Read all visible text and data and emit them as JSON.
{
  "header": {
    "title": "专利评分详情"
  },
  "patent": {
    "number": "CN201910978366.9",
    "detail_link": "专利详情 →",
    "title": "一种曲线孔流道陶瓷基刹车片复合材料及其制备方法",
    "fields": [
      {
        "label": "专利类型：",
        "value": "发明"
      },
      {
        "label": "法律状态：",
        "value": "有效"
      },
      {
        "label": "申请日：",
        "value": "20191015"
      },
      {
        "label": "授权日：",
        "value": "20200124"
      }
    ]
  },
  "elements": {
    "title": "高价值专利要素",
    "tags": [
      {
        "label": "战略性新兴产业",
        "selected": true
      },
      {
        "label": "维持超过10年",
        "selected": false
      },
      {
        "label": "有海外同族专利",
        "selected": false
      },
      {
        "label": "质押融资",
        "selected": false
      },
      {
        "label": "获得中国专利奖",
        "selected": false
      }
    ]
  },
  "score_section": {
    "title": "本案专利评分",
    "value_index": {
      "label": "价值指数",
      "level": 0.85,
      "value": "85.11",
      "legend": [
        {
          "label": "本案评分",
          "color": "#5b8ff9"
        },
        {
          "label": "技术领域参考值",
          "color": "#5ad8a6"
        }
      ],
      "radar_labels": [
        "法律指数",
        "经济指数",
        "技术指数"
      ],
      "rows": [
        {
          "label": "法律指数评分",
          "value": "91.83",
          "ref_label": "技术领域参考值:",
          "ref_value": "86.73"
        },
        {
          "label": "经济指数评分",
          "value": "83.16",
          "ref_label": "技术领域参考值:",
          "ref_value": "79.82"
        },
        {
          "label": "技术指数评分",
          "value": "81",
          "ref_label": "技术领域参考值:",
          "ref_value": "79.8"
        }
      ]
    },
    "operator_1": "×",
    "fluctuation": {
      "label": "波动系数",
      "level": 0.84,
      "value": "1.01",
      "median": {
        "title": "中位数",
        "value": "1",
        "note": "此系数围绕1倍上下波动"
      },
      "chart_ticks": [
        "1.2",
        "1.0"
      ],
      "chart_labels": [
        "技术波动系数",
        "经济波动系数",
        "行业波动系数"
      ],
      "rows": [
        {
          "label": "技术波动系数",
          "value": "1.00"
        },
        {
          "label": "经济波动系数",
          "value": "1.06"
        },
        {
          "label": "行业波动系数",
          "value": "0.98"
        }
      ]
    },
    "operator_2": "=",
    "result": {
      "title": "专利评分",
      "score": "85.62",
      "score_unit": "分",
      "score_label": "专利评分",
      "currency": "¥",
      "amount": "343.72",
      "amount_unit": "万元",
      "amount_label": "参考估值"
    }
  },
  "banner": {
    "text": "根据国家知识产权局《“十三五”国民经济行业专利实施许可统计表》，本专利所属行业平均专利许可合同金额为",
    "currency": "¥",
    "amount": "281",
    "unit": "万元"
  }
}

..............................

Goal of the exercise: Write out the material exactly as given.

Result for this task:
Read all visible text and data and emit them as JSON.
{
  "header": {
    "title": "专利评分详情"
  },
  "patent": {
    "number": "CN201910978366.9",
    "detail_link": "专利详情 →",
    "title": "一种曲线孔流道陶瓷基刹车片复合材料及其制备方法",
    "fields": [
      {
        "label": "专利类型：",
        "value": "发明"
      },
      {
        "label": "法律状态：",
        "value": "有效"
      },
      {
        "label": "申请日：",
        "value": "20191015"
      },
      {
        "label": "授权日：",
        "value": "20200124"
      }
    ]
  },
  "elements": {
    "title": "高价值专利要素",
    "tags": [
      {
        "label": "战略性新兴产业",
        "selected": true
      },
      {
        "label": "维持超过10年",
        "selected": false
      },
      {
        "label": "有海外同族专利",
        "selected": false
      },
      {
        "label": "质押融资",
        "selected": false
      },
      {
        "label": "获得中国专利奖",
        "selected": false
      }
    ]
  },
  "score_section": {
    "title": "本案专利评分",
    "value_index": {
      "label": "价值指数",
      "level": 0.85,
      "value": "85.11",
      "legend": [
        {
          "label": "本案评分",
          "color": "#5b8ff9"
        },
        {
          "label": "技术领域参考值",
          "color": "#5ad8a6"
        }
      ],
      "radar_labels": [
        "法律指数",
        "经济指数",
        "技术指数"
      ],
      "rows": [
        {
          "label": "法律指数评分",
          "value": "91.83",
          "ref_label": "技术领域参考值:",
          "ref_value": "86.73"
        },
        {
          "label": "经济指数评分",
          "value": "83.16",
          "ref_label": "技术领域参考值:",
          "ref_value": "79.82"
        },
        {
          "label": "技术指数评分",
          "value": "81",
          "ref_label": "技术领域参考值:",
          "ref_value": "79.8"
        }
      ]
    },
    "operator_1": "×",
    "fluctuation": {
      "label": "波动系数",
      "level": 0.84,
      "value": "1.01",
      "median": {
        "title": "中位数",
        "value": "1",
        "note": "此系数围绕1倍上下波动"
      },
      "chart_ticks": [
        "1.2",
        "1.0"
      ],
      "chart_labels": [
        "技术波动系数",
        "经济波动系数",
        "行业波动系数"
      ],
      "rows": [
        {
          "label": "技术波动系数",
          "value": "1.00"
        },
        {
          "label": "经济波动系数",
          "value": "1.06"
        },
        {
          "label": "行业波动系数",
          "value": "0.98"
        }
      ]
    },
    "operator_2": "=",
    "result": {
      "title": "专利评分",
      "score": "85.62",
      "score_unit": "分",
      "score_label": "专利评分",
      "currency": "¥",
      "amount": "343.72",
      "amount_unit": "万元",
      "amount_label": "参考估值"
    }
  },
  "banner": {
    "text": "根据国家知识产权局《“十三五”国民经济行业专利实施许可统计表》，本专利所属行业平均专利许可合同金额为",
    "currency": "¥",
    "amount": "281",
    "unit": "万元"
  }
}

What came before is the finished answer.